__OBJECTIVE__:
Return all of the entries exactly as written.

Data records
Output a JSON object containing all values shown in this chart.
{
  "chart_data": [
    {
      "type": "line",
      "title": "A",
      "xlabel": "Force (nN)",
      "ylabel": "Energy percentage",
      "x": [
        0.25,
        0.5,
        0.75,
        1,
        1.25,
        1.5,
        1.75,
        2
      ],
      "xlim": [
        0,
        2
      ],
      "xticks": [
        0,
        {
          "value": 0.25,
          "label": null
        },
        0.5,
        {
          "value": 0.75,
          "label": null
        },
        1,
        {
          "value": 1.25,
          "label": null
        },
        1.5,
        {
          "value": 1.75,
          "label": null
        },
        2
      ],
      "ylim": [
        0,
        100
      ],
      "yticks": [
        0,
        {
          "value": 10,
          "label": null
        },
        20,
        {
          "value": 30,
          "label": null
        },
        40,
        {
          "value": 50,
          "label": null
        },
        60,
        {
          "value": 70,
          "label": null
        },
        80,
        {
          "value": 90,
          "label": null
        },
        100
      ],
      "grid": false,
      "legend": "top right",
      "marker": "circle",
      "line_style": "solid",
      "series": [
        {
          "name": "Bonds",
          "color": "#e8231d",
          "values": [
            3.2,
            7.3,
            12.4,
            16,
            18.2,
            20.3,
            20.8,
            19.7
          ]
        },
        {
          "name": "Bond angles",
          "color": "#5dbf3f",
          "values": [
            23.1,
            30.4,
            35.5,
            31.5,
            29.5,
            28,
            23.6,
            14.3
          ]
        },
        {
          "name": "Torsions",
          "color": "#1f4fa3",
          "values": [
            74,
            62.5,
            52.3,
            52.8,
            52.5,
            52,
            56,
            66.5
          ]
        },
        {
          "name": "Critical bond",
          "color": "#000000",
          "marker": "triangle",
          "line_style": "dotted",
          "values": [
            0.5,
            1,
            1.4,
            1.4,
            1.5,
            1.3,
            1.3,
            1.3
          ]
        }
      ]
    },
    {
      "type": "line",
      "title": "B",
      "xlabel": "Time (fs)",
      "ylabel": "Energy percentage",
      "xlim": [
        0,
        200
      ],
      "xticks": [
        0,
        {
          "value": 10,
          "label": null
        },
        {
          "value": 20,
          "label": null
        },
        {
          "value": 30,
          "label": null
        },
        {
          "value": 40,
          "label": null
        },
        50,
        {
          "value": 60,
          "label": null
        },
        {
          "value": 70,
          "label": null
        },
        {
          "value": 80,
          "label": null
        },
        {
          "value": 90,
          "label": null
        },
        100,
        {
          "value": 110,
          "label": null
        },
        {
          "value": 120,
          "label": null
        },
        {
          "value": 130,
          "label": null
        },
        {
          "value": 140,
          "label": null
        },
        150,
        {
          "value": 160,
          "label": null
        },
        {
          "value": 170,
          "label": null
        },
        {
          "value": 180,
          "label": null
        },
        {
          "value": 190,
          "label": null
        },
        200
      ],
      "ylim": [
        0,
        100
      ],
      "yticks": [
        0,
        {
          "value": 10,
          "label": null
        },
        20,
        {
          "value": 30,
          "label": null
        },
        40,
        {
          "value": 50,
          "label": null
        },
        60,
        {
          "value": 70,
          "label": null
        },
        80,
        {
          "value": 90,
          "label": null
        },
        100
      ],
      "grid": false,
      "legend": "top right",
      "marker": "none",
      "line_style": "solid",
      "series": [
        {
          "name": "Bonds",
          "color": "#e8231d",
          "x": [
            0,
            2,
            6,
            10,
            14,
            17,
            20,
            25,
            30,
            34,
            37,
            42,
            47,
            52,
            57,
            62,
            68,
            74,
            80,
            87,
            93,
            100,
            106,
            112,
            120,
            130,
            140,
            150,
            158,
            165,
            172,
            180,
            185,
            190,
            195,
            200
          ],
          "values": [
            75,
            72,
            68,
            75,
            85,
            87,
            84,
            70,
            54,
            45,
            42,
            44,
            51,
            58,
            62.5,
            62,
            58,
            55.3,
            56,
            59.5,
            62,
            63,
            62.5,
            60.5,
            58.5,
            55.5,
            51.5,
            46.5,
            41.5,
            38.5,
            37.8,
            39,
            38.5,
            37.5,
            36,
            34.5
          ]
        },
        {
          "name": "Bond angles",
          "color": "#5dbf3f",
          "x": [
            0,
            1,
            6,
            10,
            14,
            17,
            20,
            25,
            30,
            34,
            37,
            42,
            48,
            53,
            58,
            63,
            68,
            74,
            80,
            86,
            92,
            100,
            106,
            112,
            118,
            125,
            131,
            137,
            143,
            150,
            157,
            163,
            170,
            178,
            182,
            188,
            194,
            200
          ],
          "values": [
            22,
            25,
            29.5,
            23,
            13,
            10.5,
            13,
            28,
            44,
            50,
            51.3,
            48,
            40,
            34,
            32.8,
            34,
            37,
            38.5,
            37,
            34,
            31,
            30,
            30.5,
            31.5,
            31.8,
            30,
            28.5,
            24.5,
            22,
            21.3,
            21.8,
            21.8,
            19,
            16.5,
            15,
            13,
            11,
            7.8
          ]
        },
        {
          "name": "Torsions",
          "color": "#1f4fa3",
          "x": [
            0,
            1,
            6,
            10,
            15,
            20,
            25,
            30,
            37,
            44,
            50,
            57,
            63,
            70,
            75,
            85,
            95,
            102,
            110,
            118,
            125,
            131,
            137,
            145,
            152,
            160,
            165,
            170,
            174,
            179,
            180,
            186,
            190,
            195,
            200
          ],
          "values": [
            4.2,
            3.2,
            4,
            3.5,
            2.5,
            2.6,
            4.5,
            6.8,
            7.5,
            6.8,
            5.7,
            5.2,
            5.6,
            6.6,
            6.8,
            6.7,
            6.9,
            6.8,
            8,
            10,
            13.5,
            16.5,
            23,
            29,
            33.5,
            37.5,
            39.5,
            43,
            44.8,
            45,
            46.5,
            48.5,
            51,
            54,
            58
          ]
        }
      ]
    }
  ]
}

__EXPECTED OUTPUT__:
Output a JSON object containing all values shown in this chart.
{
  "chart_data": [
    {
      "type": "line",
      "title": "A",
      "xlabel": "Force (nN)",
      "ylabel": "Energy percentage",
      "x": [
        0.25,
        0.5,
        0.75,
        1,
        1.25,
        1.5,
        1.75,
        2
      ],
      "xlim": [
        0,
        2
      ],
      "xticks": [
        0,
        {
          "value": 0.25,
          "label": null
        },
        0.5,
        {
          "value": 0.75,
          "label": null
        },
        1,
        {
          "value": 1.25,
          "label": null
        },
        1.5,
        {
          "value": 1.75,
          "label": null
        },
        2
      ],
      "ylim": [
        0,
        100
      ],
      "yticks": [
        0,
        {
          "value": 10,
          "label": null
        },
        20,
        {
          "value": 30,
          "label": null
        },
        40,
        {
          "value": 50,
          "label": null
        },
        60,
        {
          "value": 70,
          "label": null
        },
        80,
        {
          "value": 90,
          "label": null
        },
        100
      ],
      "grid": false,
      "legend": "top right",
      "marker": "circle",
      "line_style": "solid",
      "series": [
        {
          "name": "Bonds",
          "color": "#e8231d",
          "values": [
            3.2,
            7.3,
            12.4,
            16,
            18.2,
            20.3,
            20.8,
            19.7
          ]
        },
        {
          "name": "Bond angles",
          "color": "#5dbf3f",
          "values": [
            23.1,
            30.4,
            35.5,
            31.5,
            29.5,
            28,
            23.6,
            14.3
          ]
        },
        {
          "name": "Torsions",
          "color": "#1f4fa3",
          "values": [
            74,
            62.5,
            52.3,
            52.8,
            52.5,
            52,
            56,
            66.5
          ]
        },
        {
          "name": "Critical bond",
          "color": "#000000",
          "marker": "triangle",
          "line_style": "dotted",
          "values": [
            0.5,
            1,
            1.4,
            1.4,
            1.5,
            1.3,
            1.3,
            1.3
          ]
        }
      ]
    },
    {
      "type": "line",
      "title": "B",
      "xlabel": "Time (fs)",
      "ylabel": "Energy percentage",
      "xlim": [
        0,
        200
      ],
      "xticks": [
        0,
        {
          "value": 10,
          "label": null
        },
        {
          "value": 20,
          "label": null
        },
        {
          "value": 30,
          "label": null
        },
        {
          "value": 40,
          "label": null
        },
        50,
        {
          "value": 60,
          "label": null
        },
        {
          "value": 70,
          "label": null
        },
        {
          "value": 80,
          "label": null
        },
        {
          "value": 90,
          "label": null
        },
        100,
        {
          "value": 110,
          "label": null
        },
        {
          "value": 120,
          "label": null
        },
        {
          "value": 130,
          "label": null
        },
        {
          "value": 140,
          "label": null
        },
        150,
        {
          "value": 160,
          "label": null
        },
        {
          "value": 170,
          "label": null
        },
        {
          "value": 180,
          "label": null
        },
        {
          "value": 190,
          "label": null
        },
        200
      ],
      "ylim": [
        0,
        100
      ],
      "yticks": [
        0,
        {
          "value": 10,
          "label": null
        },
        20,
        {
          "value": 30,
          "label": null
        },
        40,
        {
          "value": 50,
          "label": null
        },
        60,
        {
          "value": 70,
          "label": null
        },
        80,
        {
          "value": 90,
          "label": null
        },
        100
      ],
      "grid": false,
      "legend": "top right",
      "marker": "none",
      "line_style": "solid",
      "series": [
        {
          "name": "Bonds",
          "color": "#e8231d",
          "x": [
            0,
            2,
            6,
            10,
            14,
            17,
            20,
            25,
            30,
            34,
            37,
            42,
            47,
            52,
            57,
            62,
            68,
            74,
            80,
            87,
            93,
            100,
            106,
            112,
            120,
            130,
            140,
            150,
            158,
            165,
            172,
            180,
            185,
            190,
            195,
            200
          ],
          "values": [
            75,
            72,
            68,
            75,
            85,
            87,
            84,
            70,
            54,
            45,
            42,
            44,
            51,
            58,
            62.5,
            62,
            58,
            55.3,
            56,
            59.5,
            62,
            63,
            62.5,
            60.5,
            58.5,
            55.5,
            51.5,
            46.5,
            41.5,
            38.5,
            37.8,
            39,
            38.5,
            37.5,
            36,
            34.5
          ]
        },
        {
          "name": "Bond angles",
          "color": "#5dbf3f",
          "x": [
            0,
            1,
            6,
            10,
            14,
            17,
            20,
            25,
            30,
            34,
            37,
            42,
            48,
            53,
            58,
            63,
            68,
            74,
            80,
            86,
            92,
            100,
            106,
            112,
            118,
            125,
            131,
            137,
            143,
            150,
            157,
            163,
            170,
            178,
            182,
            188,
            194,
            200
          ],
          "values": [
            22,
            25,
            29.5,
            23,
            13,
            10.5,
            13,
            28,
            44,
            50,
            51.3,
            48,
            40,
            34,
            32.8,
            34,
            37,
            38.5,
            37,
            34,
            31,
            30,
            30.5,
            31.5,
            31.8,
            30,
            28.5,
            24.5,
            22,
            21.3,
            21.8,
            21.8,
            19,
            16.5,
            15,
            13,
            11,
            7.8
          ]
        },
        {
          "name": "Torsions",
          "color": "#1f4fa3",
          "x": [
            0,
            1,
            6,
            10,
            15,
            20,
            25,
            30,
            37,
            44,
            50,
            57,
            63,
            70,
            75,
            85,
            95,
            102,
            110,
            118,
            125,
            131,
            137,
            145,
            152,
            160,
            165,
            170,
            174,
            179,
            180,
            186,
            190,
            195,
            200
          ],
          "values": [
            4.2,
            3.2,
            4,
            3.5,
            2.5,
            2.6,
            4.5,
            6.8,
            7.5,
            6.8,
            5.7,
            5.2,
            5.6,
            6.6,
            6.8,
            6.7,
            6.9,
            6.8,
            8,
            10,
            13.5,
            16.5,
            23,
            29,
            33.5,
            37.5,
            39.5,
            43,
            44.8,
            45,
            46.5,
            48.5,
            51,
            54,
            58
          ]
        }
      ]
    }
  ]
}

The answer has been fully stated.